● **Exercise data**
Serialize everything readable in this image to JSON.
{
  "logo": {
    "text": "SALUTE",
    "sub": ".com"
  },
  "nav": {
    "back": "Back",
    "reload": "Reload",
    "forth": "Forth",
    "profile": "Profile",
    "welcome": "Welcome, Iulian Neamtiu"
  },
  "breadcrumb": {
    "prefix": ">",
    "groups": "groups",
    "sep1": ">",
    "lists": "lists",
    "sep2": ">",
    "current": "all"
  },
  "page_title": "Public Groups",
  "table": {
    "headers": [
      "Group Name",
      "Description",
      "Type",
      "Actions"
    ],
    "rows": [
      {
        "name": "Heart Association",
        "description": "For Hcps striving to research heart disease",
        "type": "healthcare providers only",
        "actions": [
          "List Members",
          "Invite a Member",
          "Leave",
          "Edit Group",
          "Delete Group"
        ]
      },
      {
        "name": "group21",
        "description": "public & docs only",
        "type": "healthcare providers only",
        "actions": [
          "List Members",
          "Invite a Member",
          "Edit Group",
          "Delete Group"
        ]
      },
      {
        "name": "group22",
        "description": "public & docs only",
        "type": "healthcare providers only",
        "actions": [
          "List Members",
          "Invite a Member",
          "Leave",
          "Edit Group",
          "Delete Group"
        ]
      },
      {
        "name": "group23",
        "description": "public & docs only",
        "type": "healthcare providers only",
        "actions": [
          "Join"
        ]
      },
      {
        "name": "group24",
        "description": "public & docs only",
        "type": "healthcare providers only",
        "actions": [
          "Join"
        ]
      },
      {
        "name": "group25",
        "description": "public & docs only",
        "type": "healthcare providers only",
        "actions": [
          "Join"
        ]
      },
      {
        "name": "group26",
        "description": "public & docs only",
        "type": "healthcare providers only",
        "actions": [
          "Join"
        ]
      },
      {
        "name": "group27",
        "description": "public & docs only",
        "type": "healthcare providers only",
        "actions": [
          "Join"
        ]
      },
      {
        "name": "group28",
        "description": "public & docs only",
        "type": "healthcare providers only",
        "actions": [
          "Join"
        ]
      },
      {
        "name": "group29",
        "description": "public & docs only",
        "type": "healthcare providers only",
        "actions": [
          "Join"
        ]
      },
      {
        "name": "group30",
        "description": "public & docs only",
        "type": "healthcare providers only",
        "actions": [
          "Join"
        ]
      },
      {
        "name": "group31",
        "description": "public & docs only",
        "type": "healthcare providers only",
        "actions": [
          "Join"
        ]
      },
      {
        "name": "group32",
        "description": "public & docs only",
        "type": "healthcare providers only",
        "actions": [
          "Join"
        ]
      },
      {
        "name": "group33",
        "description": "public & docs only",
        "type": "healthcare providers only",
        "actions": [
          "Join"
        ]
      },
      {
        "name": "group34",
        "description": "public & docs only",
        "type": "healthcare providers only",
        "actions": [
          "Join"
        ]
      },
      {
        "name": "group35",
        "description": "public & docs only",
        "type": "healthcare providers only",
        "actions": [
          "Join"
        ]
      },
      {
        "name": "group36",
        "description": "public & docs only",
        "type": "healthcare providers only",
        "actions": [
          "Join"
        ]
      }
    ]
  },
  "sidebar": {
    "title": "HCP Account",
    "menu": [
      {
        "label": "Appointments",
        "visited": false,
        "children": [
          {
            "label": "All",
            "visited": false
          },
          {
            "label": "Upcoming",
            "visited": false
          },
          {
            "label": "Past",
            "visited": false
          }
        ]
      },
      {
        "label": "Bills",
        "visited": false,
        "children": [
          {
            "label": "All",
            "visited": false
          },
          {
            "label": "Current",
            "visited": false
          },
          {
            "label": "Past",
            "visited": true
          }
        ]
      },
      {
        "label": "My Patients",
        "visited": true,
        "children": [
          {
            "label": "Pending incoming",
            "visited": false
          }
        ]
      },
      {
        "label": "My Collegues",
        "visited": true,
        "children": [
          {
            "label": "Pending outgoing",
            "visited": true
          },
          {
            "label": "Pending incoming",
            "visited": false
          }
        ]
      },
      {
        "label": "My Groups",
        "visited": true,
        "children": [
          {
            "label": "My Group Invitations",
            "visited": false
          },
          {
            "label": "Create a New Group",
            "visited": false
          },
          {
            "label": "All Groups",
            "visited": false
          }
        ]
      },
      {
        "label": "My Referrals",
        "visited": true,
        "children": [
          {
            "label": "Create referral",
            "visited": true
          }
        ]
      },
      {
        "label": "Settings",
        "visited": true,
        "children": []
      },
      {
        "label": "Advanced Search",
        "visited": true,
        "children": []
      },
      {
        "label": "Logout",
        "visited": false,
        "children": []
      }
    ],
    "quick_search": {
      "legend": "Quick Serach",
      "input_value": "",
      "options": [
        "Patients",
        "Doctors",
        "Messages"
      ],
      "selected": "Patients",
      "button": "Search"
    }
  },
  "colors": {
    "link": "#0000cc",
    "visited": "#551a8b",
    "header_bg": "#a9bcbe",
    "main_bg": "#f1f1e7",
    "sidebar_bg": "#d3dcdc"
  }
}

● **Problem description**
So that nothing is lost, write out each record exactly as it appears above.

● **Response box**
Serialize everything readable in this image to JSON.
{
  "logo": {
    "text": "SALUTE",
    "sub": ".com"
  },
  "nav": {
    "back": "Back",
    "reload": "Reload",
    "forth": "Forth",
    "profile": "Profile",
    "welcome": "Welcome, Iulian Neamtiu"
  },
  "breadcrumb": {
    "prefix": ">",
    "groups": "groups",
    "sep1": ">",
    "lists": "lists",
    "sep2": ">",
    "current": "all"
  },
  "page_title": "Public Groups",
  "table": {
    "headers": [
      "Group Name",
      "Description",
      "Type",
      "Actions"
    ],
    "rows": [
      {
        "name": "Heart Association",
        "description": "For Hcps striving to research heart disease",
        "type": "healthcare providers only",
        "actions": [
          "List Members",
          "Invite a Member",
          "Leave",
          "Edit Group",
          "Delete Group"
        ]
      },
      {
        "name": "group21",
        "description": "public & docs only",
        "type": "healthcare providers only",
        "actions": [
          "List Members",
          "Invite a Member",
          "Edit Group",
          "Delete Group"
        ]
      },
      {
        "name": "group22",
        "description": "public & docs only",
        "type": "healthcare providers only",
        "actions": [
          "List Members",
          "Invite a Member",
          "Leave",
          "Edit Group",
          "Delete Group"
        ]
      },
      {
        "name": "group23",
        "description": "public & docs only",
        "type": "healthcare providers only",
        "actions": [
          "Join"
        ]
      },
      {
        "name": "group24",
        "description": "public & docs only",
        "type": "healthcare providers only",
        "actions": [
          "Join"
        ]
      },
      {
        "name": "group25",
        "description": "public & docs only",
        "type": "healthcare providers only",
        "actions": [
          "Join"
        ]
      },
      {
        "name": "group26",
        "description": "public & docs only",
        "type": "healthcare providers only",
        "actions": [
          "Join"
        ]
      },
      {
        "name": "group27",
        "description": "public & docs only",
        "type": "healthcare providers only",
        "actions": [
          "Join"
        ]
      },
      {
        "name": "group28",
        "description": "public & docs only",
        "type": "healthcare providers only",
        "actions": [
          "Join"
        ]
      },
      {
        "name": "group29",
        "description": "public & docs only",
        "type": "healthcare providers only",
        "actions": [
          "Join"
        ]
      },
      {
        "name": "group30",
        "description": "public & docs only",
        "type": "healthcare providers only",
        "actions": [
          "Join"
        ]
      },
      {
        "name": "group31",
        "description": "public & docs only",
        "type": "healthcare providers only",
        "actions": [
          "Join"
        ]
      },
      {
        "name": "group32",
        "description": "public & docs only",
        "type": "healthcare providers only",
        "actions": [
          "Join"
        ]
      },
      {
        "name": "group33",
        "description": "public & docs only",
        "type": "healthcare providers only",
        "actions": [
          "Join"
        ]
      },
      {
        "name": "group34",
        "description": "public & docs only",
        "type": "healthcare providers only",
        "actions": [
          "Join"
        ]
      },
      {
        "name": "group35",
        "description": "public & docs only",
        "type": "healthcare providers only",
        "actions": [
          "Join"
        ]
      },
      {
        "name": "group36",
        "description": "public & docs only",
        "type": "healthcare providers only",
        "actions": [
          "Join"
        ]
      }
    ]
  },
  "sidebar": {
    "title": "HCP Account",
    "menu": [
      {
        "label": "Appointments",
        "visited": false,
        "children": [
          {
            "label": "All",
            "visited": false
          },
          {
            "label": "Upcoming",
            "visited": false
          },
          {
            "label": "Past",
            "visited": false
          }
        ]
      },
      {
        "label": "Bills",
        "visited": false,
        "children": [
          {
            "label": "All",
            "visited": false
          },
          {
            "label": "Current",
            "visited": false
          },
          {
            "label": "Past",
            "visited": true
          }
        ]
      },
      {
        "label": "My Patients",
        "visited": true,
        "children": [
          {
            "label": "Pending incoming",
            "visited": false
          }
        ]
      },
      {
        "label": "My Collegues",
        "visited": true,
        "children": [
          {
            "label": "Pending outgoing",
            "visited": true
          },
          {
            "label": "Pending incoming",
            "visited": false
          }
        ]
      },
      {
        "label": "My Groups",
        "visited": true,
        "children": [
          {
            "label": "My Group Invitations",
            "visited": false
          },
          {
            "label": "Create a New Group",
            "visited": false
          },
          {
            "label": "All Groups",
            "visited": false
          }
        ]
      },
      {
        "label": "My Referrals",
        "visited": true,
        "children": [
          {
            "label": "Create referral",
            "visited": true
          }
        ]
      },
      {
        "label": "Settings",
        "visited": true,
        "children": []
      },
      {
        "label": "Advanced Search",
        "visited": true,
        "children": []
      },
      {
        "label": "Logout",
        "visited": false,
        "children": []
      }
    ],
    "quick_search": {
      "legend": "Quick Serach",
      "input_value": "",
      "options": [
        "Patients",
        "Doctors",
        "Messages"
      ],
      "selected": "Patients",
      "button": "Search"
    }
  },
  "colors": {
    "link": "#0000cc",
    "visited": "#551a8b",
    "header_bg": "#a9bcbe",
    "main_bg": "#f1f1e7",
    "sidebar_bg": "#d3dcdc"
  }
}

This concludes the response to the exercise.